■ Exercise brief:
From the entries below, copy every line that holds the word "INTERNA".

(Dataset entries)

──────────

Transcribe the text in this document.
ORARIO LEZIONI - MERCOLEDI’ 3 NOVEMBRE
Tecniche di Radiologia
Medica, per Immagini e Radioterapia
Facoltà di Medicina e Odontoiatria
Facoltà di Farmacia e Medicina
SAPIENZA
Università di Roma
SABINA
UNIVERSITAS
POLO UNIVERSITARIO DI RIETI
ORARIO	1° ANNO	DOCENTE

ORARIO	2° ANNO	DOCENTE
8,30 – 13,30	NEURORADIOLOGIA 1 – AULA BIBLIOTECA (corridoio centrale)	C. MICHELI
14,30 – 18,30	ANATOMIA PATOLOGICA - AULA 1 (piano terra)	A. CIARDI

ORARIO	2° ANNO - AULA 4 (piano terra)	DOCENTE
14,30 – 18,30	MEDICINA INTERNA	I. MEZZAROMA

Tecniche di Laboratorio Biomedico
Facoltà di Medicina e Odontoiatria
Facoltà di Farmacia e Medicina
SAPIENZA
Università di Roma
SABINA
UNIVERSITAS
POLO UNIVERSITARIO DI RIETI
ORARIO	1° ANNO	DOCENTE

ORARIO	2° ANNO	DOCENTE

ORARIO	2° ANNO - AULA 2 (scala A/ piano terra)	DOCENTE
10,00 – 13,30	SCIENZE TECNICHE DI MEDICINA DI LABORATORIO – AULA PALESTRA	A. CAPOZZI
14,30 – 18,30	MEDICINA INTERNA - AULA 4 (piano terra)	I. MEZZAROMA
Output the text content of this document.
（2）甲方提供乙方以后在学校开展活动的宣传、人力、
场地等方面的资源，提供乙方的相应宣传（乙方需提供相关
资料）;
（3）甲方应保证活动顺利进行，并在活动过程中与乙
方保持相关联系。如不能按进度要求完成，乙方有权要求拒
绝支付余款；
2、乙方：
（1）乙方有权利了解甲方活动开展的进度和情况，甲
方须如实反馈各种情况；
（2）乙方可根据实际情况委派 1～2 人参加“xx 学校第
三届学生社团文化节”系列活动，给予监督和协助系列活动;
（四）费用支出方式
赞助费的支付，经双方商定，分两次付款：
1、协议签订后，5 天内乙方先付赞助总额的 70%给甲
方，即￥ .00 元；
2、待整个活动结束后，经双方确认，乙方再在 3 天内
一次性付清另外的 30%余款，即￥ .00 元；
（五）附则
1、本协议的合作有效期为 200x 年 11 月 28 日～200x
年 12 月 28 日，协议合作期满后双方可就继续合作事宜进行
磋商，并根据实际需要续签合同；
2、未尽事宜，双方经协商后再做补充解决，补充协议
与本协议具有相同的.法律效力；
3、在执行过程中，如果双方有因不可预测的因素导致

──────────

■ Result of this task:
14,30 – 18,30	MEDICINA INTERNA	I. MEZZAROMA
14,30 – 18,30	MEDICINA INTERNA - AULA 4 (piano terra)	I. MEZZAROMA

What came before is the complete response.